- **JOB**:
Starting with the line that holds "Extract all readable text from this page.", copy out each remaining line of the listing below, up to and including the last one, and include nothing else.

- **DATA EXCERPTS**:
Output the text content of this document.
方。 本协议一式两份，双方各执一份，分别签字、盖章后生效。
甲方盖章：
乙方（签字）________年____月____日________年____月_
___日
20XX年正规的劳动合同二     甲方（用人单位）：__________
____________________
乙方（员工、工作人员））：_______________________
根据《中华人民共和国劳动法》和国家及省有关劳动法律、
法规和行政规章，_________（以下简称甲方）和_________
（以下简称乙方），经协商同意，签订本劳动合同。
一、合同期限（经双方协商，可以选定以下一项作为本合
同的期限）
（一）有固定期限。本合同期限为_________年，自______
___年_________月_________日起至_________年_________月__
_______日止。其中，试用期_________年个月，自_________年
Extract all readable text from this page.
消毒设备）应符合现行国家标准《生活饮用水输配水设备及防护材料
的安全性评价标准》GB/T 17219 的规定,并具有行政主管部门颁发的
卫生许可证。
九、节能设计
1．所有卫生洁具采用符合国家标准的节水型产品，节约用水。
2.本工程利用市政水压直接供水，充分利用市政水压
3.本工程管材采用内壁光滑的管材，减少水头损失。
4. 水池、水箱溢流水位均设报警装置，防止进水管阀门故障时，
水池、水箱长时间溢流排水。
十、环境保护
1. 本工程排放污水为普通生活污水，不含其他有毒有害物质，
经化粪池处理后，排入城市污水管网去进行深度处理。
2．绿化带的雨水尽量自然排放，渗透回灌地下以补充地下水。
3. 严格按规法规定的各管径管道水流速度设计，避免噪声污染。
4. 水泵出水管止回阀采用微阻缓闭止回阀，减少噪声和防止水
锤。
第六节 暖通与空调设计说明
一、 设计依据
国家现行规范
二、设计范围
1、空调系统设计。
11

- **ANSWER FOR THIS EXERCISE**:
Extract all readable text from this page.
消毒设备）应符合现行国家标准《生活饮用水输配水设备及防护材料
的安全性评价标准》GB/T 17219 的规定,并具有行政主管部门颁发的
卫生许可证。
九、节能设计
1．所有卫生洁具采用符合国家标准的节水型产品，节约用水。
2.本工程利用市政水压直接供水，充分利用市政水压
3.本工程管材采用内壁光滑的管材，减少水头损失。
4. 水池、水箱溢流水位均设报警装置，防止进水管阀门故障时，
水池、水箱长时间溢流排水。
十、环境保护
1. 本工程排放污水为普通生活污水，不含其他有毒有害物质，
经化粪池处理后，排入城市污水管网去进行深度处理。
2．绿化带的雨水尽量自然排放，渗透回灌地下以补充地下水。
3. 严格按规法规定的各管径管道水流速度设计，避免噪声污染。
4. 水泵出水管止回阀采用微阻缓闭止回阀，减少噪声和防止水
锤。
第六节 暖通与空调设计说明
一、 设计依据
国家现行规范
二、设计范围
1、空调系统设计。
11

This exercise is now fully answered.